◆ Data lines ◆

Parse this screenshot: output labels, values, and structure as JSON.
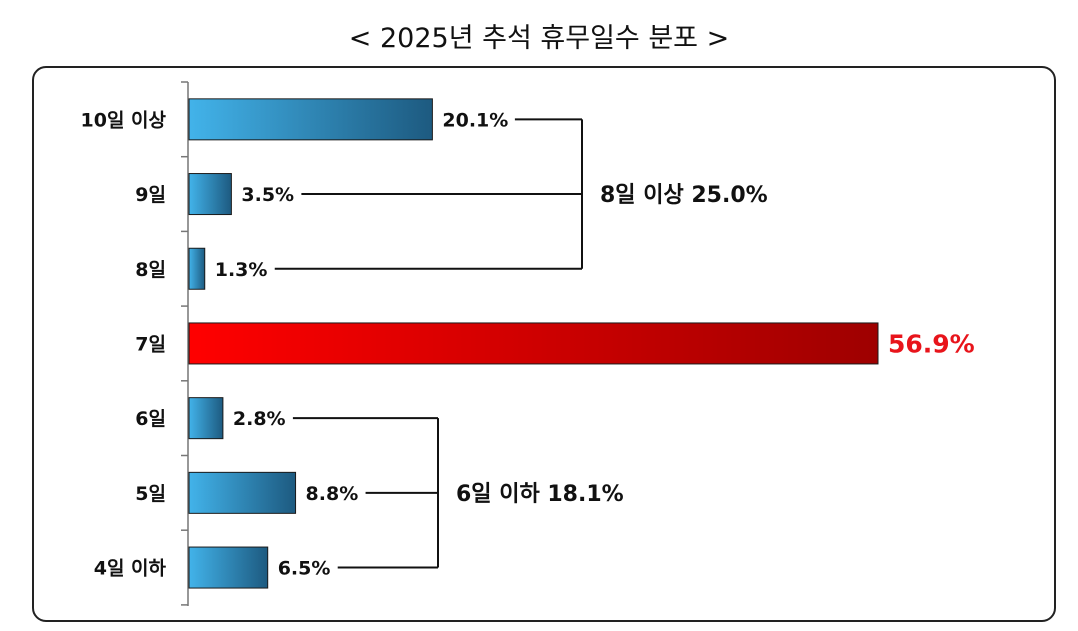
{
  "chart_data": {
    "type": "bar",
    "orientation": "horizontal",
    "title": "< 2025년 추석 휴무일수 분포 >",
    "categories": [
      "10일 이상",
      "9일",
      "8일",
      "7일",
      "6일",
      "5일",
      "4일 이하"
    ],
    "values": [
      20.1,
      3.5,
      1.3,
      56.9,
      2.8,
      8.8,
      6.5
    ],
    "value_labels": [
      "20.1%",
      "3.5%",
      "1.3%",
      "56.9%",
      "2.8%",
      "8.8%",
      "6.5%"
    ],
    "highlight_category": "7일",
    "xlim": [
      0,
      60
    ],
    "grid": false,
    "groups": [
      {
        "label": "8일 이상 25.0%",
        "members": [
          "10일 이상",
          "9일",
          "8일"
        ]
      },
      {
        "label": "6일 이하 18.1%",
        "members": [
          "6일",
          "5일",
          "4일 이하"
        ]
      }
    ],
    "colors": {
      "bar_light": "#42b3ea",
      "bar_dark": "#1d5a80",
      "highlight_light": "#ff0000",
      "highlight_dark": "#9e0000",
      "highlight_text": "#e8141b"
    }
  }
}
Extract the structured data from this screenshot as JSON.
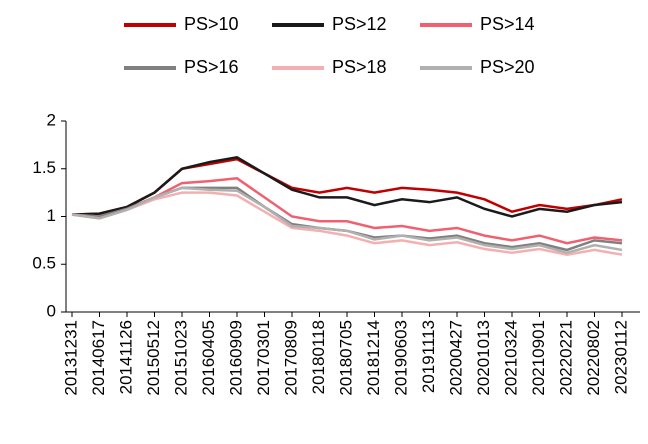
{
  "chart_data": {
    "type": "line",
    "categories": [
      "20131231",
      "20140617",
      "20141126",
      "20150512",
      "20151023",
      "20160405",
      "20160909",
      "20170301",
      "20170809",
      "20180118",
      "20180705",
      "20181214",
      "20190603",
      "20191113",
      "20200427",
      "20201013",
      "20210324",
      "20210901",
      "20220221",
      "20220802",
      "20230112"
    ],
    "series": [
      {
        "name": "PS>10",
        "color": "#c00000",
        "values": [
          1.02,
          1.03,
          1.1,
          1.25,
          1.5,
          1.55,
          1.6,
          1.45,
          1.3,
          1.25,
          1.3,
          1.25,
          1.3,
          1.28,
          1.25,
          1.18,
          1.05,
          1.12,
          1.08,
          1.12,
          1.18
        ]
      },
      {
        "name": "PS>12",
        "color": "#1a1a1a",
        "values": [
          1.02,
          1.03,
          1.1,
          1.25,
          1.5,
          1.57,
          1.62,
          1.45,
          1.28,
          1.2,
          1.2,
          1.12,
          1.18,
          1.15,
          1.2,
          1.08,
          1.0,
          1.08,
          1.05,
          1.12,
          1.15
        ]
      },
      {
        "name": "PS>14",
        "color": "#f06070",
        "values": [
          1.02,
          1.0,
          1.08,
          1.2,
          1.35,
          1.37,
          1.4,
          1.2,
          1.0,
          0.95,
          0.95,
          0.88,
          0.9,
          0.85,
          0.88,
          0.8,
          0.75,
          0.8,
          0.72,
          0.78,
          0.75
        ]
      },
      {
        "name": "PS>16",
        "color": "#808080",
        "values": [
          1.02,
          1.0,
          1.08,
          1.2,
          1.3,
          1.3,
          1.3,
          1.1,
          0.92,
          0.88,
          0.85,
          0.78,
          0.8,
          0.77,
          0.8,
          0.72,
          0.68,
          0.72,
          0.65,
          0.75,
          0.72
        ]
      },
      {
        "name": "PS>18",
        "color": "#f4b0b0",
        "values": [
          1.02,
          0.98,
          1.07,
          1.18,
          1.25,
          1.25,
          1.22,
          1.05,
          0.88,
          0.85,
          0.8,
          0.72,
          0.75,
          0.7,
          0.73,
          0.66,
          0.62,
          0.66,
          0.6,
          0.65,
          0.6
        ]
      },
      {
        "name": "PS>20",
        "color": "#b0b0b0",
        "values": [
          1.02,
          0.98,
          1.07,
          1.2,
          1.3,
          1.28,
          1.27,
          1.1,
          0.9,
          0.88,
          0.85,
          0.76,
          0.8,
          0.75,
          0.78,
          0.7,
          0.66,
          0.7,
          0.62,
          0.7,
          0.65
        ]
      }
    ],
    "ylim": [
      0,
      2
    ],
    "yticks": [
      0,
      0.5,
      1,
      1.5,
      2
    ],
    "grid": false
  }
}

◆ Written problem ◆
Wherever "screenshot" shows up in a line, copy that line.

◆ The completed task ◆
Parse this screenshot: output labels, values, and structure as JSON.
Extract the structured data from this screenshot as JSON.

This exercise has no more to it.